- The task:
Pick out the lines below that include the string "氢氧化钙".

— BEGIN Data provided —

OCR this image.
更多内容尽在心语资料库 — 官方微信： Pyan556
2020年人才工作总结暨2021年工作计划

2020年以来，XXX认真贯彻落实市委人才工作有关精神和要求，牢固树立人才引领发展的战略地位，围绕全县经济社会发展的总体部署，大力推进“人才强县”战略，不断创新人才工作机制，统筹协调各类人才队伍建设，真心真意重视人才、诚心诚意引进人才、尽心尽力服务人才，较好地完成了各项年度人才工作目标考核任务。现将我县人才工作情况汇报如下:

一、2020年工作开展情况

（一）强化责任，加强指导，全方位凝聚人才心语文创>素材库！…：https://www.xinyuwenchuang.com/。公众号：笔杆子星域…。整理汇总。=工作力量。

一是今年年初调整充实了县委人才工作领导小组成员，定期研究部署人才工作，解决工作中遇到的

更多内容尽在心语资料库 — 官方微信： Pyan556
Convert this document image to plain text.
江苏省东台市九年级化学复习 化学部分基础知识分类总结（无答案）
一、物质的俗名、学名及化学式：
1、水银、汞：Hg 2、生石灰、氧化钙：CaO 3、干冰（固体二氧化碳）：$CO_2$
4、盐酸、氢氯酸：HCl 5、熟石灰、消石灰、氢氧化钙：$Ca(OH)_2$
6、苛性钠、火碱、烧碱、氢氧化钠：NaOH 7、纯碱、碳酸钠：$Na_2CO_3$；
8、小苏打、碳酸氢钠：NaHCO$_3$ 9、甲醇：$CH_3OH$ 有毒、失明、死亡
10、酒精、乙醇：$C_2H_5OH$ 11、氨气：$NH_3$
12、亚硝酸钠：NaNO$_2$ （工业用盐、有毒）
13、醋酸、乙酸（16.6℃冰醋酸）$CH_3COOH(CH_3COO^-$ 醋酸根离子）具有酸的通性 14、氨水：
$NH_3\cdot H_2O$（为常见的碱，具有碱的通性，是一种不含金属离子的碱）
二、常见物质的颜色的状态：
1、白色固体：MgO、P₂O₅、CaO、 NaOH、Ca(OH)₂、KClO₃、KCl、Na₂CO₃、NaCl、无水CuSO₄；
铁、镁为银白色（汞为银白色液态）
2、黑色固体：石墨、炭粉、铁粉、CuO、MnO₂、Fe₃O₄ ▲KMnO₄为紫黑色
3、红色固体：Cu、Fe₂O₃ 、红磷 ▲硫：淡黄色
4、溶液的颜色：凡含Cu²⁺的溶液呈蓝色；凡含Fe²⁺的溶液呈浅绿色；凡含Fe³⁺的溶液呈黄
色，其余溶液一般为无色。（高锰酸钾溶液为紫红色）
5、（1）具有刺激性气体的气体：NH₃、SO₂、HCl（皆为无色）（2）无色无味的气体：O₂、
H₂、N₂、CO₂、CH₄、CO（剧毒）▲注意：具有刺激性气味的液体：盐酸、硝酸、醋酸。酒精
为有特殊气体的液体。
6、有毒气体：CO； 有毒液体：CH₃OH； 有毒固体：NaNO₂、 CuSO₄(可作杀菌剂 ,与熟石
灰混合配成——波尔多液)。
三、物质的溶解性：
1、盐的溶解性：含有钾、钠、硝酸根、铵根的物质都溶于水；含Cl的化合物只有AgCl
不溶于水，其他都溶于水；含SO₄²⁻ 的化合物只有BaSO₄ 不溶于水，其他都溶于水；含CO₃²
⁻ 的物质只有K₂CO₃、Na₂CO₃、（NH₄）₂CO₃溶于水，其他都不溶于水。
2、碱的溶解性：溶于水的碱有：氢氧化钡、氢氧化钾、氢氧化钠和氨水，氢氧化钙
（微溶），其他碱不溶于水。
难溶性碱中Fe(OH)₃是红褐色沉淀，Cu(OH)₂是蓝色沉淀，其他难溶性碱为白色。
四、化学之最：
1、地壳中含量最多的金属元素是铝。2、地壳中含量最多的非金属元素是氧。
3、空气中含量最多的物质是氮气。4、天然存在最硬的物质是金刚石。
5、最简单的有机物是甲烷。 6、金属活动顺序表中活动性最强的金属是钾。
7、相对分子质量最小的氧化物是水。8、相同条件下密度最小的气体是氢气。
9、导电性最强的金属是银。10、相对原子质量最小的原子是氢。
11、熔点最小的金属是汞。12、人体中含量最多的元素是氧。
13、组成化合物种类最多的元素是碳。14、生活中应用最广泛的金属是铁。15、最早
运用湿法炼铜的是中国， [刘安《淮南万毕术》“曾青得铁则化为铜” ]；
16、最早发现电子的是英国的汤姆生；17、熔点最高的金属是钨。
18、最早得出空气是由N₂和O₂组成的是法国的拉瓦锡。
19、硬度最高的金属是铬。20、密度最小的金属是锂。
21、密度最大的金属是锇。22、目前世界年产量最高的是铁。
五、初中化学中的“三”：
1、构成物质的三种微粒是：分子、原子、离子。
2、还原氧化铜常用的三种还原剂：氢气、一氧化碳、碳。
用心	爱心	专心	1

— END Data provided —

- Task result:
4、盐酸、氢氯酸：HCl 5、熟石灰、消石灰、氢氧化钙：$Ca(OH)_2$
2、碱的溶解性：溶于水的碱有：氢氧化钡、氢氧化钾、氢氧化钠和氨水，氢氧化钙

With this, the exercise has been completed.